> Record excerpts:
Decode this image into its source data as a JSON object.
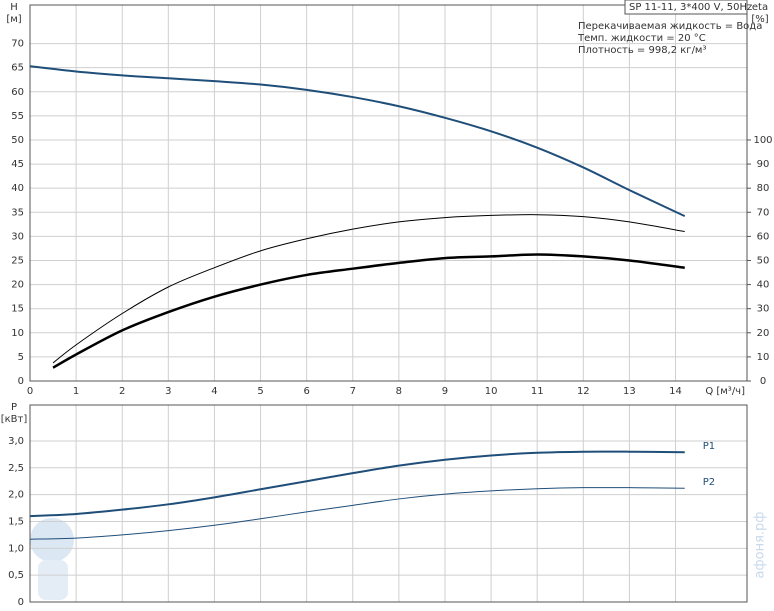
{
  "chart_data": [
    {
      "type": "line",
      "y_label": "H",
      "y_unit": "[м]",
      "y2_label": "eta",
      "y2_unit": "[%]",
      "x_label": "Q [м³/ч]",
      "annotations": [
        "SP 11-11, 3*400 V, 50Hz",
        "Перекачиваемая жидкость = Вода",
        "Темп. жидкости = 20 °C",
        "Плотность = 998,2 кг/м³"
      ],
      "xlim": [
        0,
        15.55
      ],
      "xticks": [
        0,
        1,
        2,
        3,
        4,
        5,
        6,
        7,
        8,
        9,
        10,
        11,
        12,
        13,
        14
      ],
      "ylim": [
        0,
        78
      ],
      "yticks": [
        0,
        5,
        10,
        15,
        20,
        25,
        30,
        35,
        40,
        45,
        50,
        55,
        60,
        65,
        70
      ],
      "y2lim": [
        0,
        156
      ],
      "y2ticks": [
        0,
        10,
        20,
        30,
        40,
        50,
        60,
        70,
        80,
        90,
        100
      ],
      "grid": true,
      "series": [
        {
          "color": "#1f4e79",
          "width": 2,
          "x": [
            0,
            1,
            2,
            3,
            4,
            5,
            6,
            7,
            8,
            9,
            10,
            11,
            12,
            13,
            14.2
          ],
          "values": [
            65.3,
            64.2,
            63.4,
            62.8,
            62.2,
            61.5,
            60.4,
            58.9,
            57,
            54.6,
            51.8,
            48.4,
            44.3,
            39.6,
            34.2
          ]
        },
        {
          "color": "#000000",
          "width": 1,
          "axis": "y2",
          "x": [
            0.5,
            1,
            2,
            3,
            4,
            5,
            6,
            7,
            8,
            9,
            10,
            11,
            12,
            13,
            14.2
          ],
          "values": [
            7.5,
            15,
            28,
            39,
            47,
            54,
            59,
            63,
            66,
            67.8,
            68.7,
            69,
            68.2,
            66,
            62
          ]
        },
        {
          "color": "#000000",
          "width": 2.5,
          "axis": "y2",
          "x": [
            0.5,
            1,
            2,
            3,
            4,
            5,
            6,
            7,
            8,
            9,
            10,
            11,
            12,
            13,
            14.2
          ],
          "values": [
            5.5,
            11,
            21,
            28.6,
            35,
            40,
            44,
            46.6,
            49,
            51,
            51.7,
            52.5,
            51.7,
            50,
            47
          ]
        }
      ]
    },
    {
      "type": "line",
      "y_label": "P",
      "y_unit": "[кВт]",
      "watermark": "афоня.рф",
      "xlim": [
        0,
        15.55
      ],
      "xticks": [
        0,
        1,
        2,
        3,
        4,
        5,
        6,
        7,
        8,
        9,
        10,
        11,
        12,
        13,
        14
      ],
      "ylim": [
        0,
        3.67
      ],
      "yticks": [
        0,
        {
          "value": 0.5,
          "label": "0,5"
        },
        {
          "value": 1,
          "label": "1,0"
        },
        {
          "value": 1.5,
          "label": "1,5"
        },
        {
          "value": 2,
          "label": "2,0"
        },
        {
          "value": 2.5,
          "label": "2,5"
        },
        {
          "value": 3,
          "label": "3,0"
        }
      ],
      "grid": true,
      "series": [
        {
          "name": "P1",
          "color": "#1f4e79",
          "width": 2,
          "x": [
            0,
            1,
            2,
            3,
            4,
            5,
            6,
            7,
            8,
            9,
            10,
            11,
            12,
            13,
            14.2
          ],
          "values": [
            1.6,
            1.64,
            1.72,
            1.82,
            1.95,
            2.1,
            2.25,
            2.4,
            2.54,
            2.65,
            2.73,
            2.78,
            2.8,
            2.8,
            2.79
          ]
        },
        {
          "name": "P2",
          "color": "#1f4e79",
          "width": 1,
          "x": [
            0,
            1,
            2,
            3,
            4,
            5,
            6,
            7,
            8,
            9,
            10,
            11,
            12,
            13,
            14.2
          ],
          "values": [
            1.17,
            1.19,
            1.25,
            1.33,
            1.43,
            1.55,
            1.68,
            1.8,
            1.92,
            2.01,
            2.07,
            2.11,
            2.13,
            2.13,
            2.12
          ]
        }
      ]
    }
  ]
}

> Problem:
Transcribe the records verbatim and omit the images.

> Solution to this task:
Decode this image into its source data as a JSON object.
{
  "chart_data": [
    {
      "type": "line",
      "y_label": "H",
      "y_unit": "[м]",
      "y2_label": "eta",
      "y2_unit": "[%]",
      "x_label": "Q [м³/ч]",
      "annotations": [
        "SP 11-11, 3*400 V, 50Hz",
        "Перекачиваемая жидкость = Вода",
        "Темп. жидкости = 20 °C",
        "Плотность = 998,2 кг/м³"
      ],
      "xlim": [
        0,
        15.55
      ],
      "xticks": [
        0,
        1,
        2,
        3,
        4,
        5,
        6,
        7,
        8,
        9,
        10,
        11,
        12,
        13,
        14
      ],
      "ylim": [
        0,
        78
      ],
      "yticks": [
        0,
        5,
        10,
        15,
        20,
        25,
        30,
        35,
        40,
        45,
        50,
        55,
        60,
        65,
        70
      ],
      "y2lim": [
        0,
        156
      ],
      "y2ticks": [
        0,
        10,
        20,
        30,
        40,
        50,
        60,
        70,
        80,
        90,
        100
      ],
      "grid": true,
      "series": [
        {
          "color": "#1f4e79",
          "width": 2,
          "x": [
            0,
            1,
            2,
            3,
            4,
            5,
            6,
            7,
            8,
            9,
            10,
            11,
            12,
            13,
            14.2
          ],
          "values": [
            65.3,
            64.2,
            63.4,
            62.8,
            62.2,
            61.5,
            60.4,
            58.9,
            57,
            54.6,
            51.8,
            48.4,
            44.3,
            39.6,
            34.2
          ]
        },
        {
          "color": "#000000",
          "width": 1,
          "axis": "y2",
          "x": [
            0.5,
            1,
            2,
            3,
            4,
            5,
            6,
            7,
            8,
            9,
            10,
            11,
            12,
            13,
            14.2
          ],
          "values": [
            7.5,
            15,
            28,
            39,
            47,
            54,
            59,
            63,
            66,
            67.8,
            68.7,
            69,
            68.2,
            66,
            62
          ]
        },
        {
          "color": "#000000",
          "width": 2.5,
          "axis": "y2",
          "x": [
            0.5,
            1,
            2,
            3,
            4,
            5,
            6,
            7,
            8,
            9,
            10,
            11,
            12,
            13,
            14.2
          ],
          "values": [
            5.5,
            11,
            21,
            28.6,
            35,
            40,
            44,
            46.6,
            49,
            51,
            51.7,
            52.5,
            51.7,
            50,
            47
          ]
        }
      ]
    },
    {
      "type": "line",
      "y_label": "P",
      "y_unit": "[кВт]",
      "watermark": "афоня.рф",
      "xlim": [
        0,
        15.55
      ],
      "xticks": [
        0,
        1,
        2,
        3,
        4,
        5,
        6,
        7,
        8,
        9,
        10,
        11,
        12,
        13,
        14
      ],
      "ylim": [
        0,
        3.67
      ],
      "yticks": [
        0,
        {
          "value": 0.5,
          "label": "0,5"
        },
        {
          "value": 1,
          "label": "1,0"
        },
        {
          "value": 1.5,
          "label": "1,5"
        },
        {
          "value": 2,
          "label": "2,0"
        },
        {
          "value": 2.5,
          "label": "2,5"
        },
        {
          "value": 3,
          "label": "3,0"
        }
      ],
      "grid": true,
      "series": [
        {
          "name": "P1",
          "color": "#1f4e79",
          "width": 2,
          "x": [
            0,
            1,
            2,
            3,
            4,
            5,
            6,
            7,
            8,
            9,
            10,
            11,
            12,
            13,
            14.2
          ],
          "values": [
            1.6,
            1.64,
            1.72,
            1.82,
            1.95,
            2.1,
            2.25,
            2.4,
            2.54,
            2.65,
            2.73,
            2.78,
            2.8,
            2.8,
            2.79
          ]
        },
        {
          "name": "P2",
          "color": "#1f4e79",
          "width": 1,
          "x": [
            0,
            1,
            2,
            3,
            4,
            5,
            6,
            7,
            8,
            9,
            10,
            11,
            12,
            13,
            14.2
          ],
          "values": [
            1.17,
            1.19,
            1.25,
            1.33,
            1.43,
            1.55,
            1.68,
            1.8,
            1.92,
            2.01,
            2.07,
            2.11,
            2.13,
            2.13,
            2.12
          ]
        }
      ]
    }
  ]
}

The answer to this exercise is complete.